WRITTEN REQUEST:
Output the material below in full, exactly as it is.

[Figure record listings]
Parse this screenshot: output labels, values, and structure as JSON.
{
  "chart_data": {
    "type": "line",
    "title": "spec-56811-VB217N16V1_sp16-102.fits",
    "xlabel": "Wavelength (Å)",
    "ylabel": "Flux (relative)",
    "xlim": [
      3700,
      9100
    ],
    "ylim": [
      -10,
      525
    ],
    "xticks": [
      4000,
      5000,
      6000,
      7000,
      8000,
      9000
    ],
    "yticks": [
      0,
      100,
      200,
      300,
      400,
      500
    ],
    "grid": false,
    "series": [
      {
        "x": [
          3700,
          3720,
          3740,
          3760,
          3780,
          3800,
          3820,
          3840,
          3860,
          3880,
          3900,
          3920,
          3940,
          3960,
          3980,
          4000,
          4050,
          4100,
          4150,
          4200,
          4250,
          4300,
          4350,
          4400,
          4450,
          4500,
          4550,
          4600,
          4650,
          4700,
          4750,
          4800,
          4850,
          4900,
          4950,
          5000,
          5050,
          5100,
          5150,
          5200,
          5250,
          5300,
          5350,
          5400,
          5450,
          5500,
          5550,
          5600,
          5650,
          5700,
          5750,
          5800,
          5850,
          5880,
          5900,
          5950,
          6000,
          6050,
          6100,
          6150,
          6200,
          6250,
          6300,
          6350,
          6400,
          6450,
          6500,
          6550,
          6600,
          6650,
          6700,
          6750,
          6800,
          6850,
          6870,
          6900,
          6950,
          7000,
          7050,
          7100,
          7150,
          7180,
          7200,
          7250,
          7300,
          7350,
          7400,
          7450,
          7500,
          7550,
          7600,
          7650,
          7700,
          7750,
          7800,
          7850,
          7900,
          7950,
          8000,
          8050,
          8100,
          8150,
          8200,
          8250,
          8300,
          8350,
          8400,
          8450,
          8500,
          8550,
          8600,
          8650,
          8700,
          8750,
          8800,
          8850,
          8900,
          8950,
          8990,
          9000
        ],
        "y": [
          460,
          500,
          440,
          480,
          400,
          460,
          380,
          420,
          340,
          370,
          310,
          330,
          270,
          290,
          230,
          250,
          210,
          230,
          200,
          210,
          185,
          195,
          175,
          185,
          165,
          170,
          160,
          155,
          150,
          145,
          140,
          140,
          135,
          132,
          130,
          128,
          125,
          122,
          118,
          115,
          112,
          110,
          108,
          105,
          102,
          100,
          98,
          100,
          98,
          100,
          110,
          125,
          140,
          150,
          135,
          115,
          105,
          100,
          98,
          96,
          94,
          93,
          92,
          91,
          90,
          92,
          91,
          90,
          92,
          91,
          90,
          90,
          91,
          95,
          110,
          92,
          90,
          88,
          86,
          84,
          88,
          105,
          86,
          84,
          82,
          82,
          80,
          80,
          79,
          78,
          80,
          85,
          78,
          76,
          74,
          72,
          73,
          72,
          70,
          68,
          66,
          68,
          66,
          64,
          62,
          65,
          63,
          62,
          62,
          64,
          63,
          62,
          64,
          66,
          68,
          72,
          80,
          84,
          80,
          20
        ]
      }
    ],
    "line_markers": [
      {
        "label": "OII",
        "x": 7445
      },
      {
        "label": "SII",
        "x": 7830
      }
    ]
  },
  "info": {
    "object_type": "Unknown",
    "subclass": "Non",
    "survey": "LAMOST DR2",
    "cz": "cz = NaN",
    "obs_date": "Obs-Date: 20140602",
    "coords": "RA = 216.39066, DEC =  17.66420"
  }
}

OUTPUT FOR THIS TASK:
Parse this screenshot: output labels, values, and structure as JSON.
{
  "chart_data": {
    "type": "line",
    "title": "spec-56811-VB217N16V1_sp16-102.fits",
    "xlabel": "Wavelength (Å)",
    "ylabel": "Flux (relative)",
    "xlim": [
      3700,
      9100
    ],
    "ylim": [
      -10,
      525
    ],
    "xticks": [
      4000,
      5000,
      6000,
      7000,
      8000,
      9000
    ],
    "yticks": [
      0,
      100,
      200,
      300,
      400,
      500
    ],
    "grid": false,
    "series": [
      {
        "x": [
          3700,
          3720,
          3740,
          3760,
          3780,
          3800,
          3820,
          3840,
          3860,
          3880,
          3900,
          3920,
          3940,
          3960,
          3980,
          4000,
          4050,
          4100,
          4150,
          4200,
          4250,
          4300,
          4350,
          4400,
          4450,
          4500,
          4550,
          4600,
          4650,
          4700,
          4750,
          4800,
          4850,
          4900,
          4950,
          5000,
          5050,
          5100,
          5150,
          5200,
          5250,
          5300,
          5350,
          5400,
          5450,
          5500,
          5550,
          5600,
          5650,
          5700,
          5750,
          5800,
          5850,
          5880,
          5900,
          5950,
          6000,
          6050,
          6100,
          6150,
          6200,
          6250,
          6300,
          6350,
          6400,
          6450,
          6500,
          6550,
          6600,
          6650,
          6700,
          6750,
          6800,
          6850,
          6870,
          6900,
          6950,
          7000,
          7050,
          7100,
          7150,
          7180,
          7200,
          7250,
          7300,
          7350,
          7400,
          7450,
          7500,
          7550,
          7600,
          7650,
          7700,
          7750,
          7800,
          7850,
          7900,
          7950,
          8000,
          8050,
          8100,
          8150,
          8200,
          8250,
          8300,
          8350,
          8400,
          8450,
          8500,
          8550,
          8600,
          8650,
          8700,
          8750,
          8800,
          8850,
          8900,
          8950,
          8990,
          9000
        ],
        "y": [
          460,
          500,
          440,
          480,
          400,
          460,
          380,
          420,
          340,
          370,
          310,
          330,
          270,
          290,
          230,
          250,
          210,
          230,
          200,
          210,
          185,
          195,
          175,
          185,
          165,
          170,
          160,
          155,
          150,
          145,
          140,
          140,
          135,
          132,
          130,
          128,
          125,
          122,
          118,
          115,
          112,
          110,
          108,
          105,
          102,
          100,
          98,
          100,
          98,
          100,
          110,
          125,
          140,
          150,
          135,
          115,
          105,
          100,
          98,
          96,
          94,
          93,
          92,
          91,
          90,
          92,
          91,
          90,
          92,
          91,
          90,
          90,
          91,
          95,
          110,
          92,
          90,
          88,
          86,
          84,
          88,
          105,
          86,
          84,
          82,
          82,
          80,
          80,
          79,
          78,
          80,
          85,
          78,
          76,
          74,
          72,
          73,
          72,
          70,
          68,
          66,
          68,
          66,
          64,
          62,
          65,
          63,
          62,
          62,
          64,
          63,
          62,
          64,
          66,
          68,
          72,
          80,
          84,
          80,
          20
        ]
      }
    ],
    "line_markers": [
      {
        "label": "OII",
        "x": 7445
      },
      {
        "label": "SII",
        "x": 7830
      }
    ]
  },
  "info": {
    "object_type": "Unknown",
    "subclass": "Non",
    "survey": "LAMOST DR2",
    "cz": "cz = NaN",
    "obs_date": "Obs-Date: 20140602",
    "coords": "RA = 216.39066, DEC =  17.66420"
  }
}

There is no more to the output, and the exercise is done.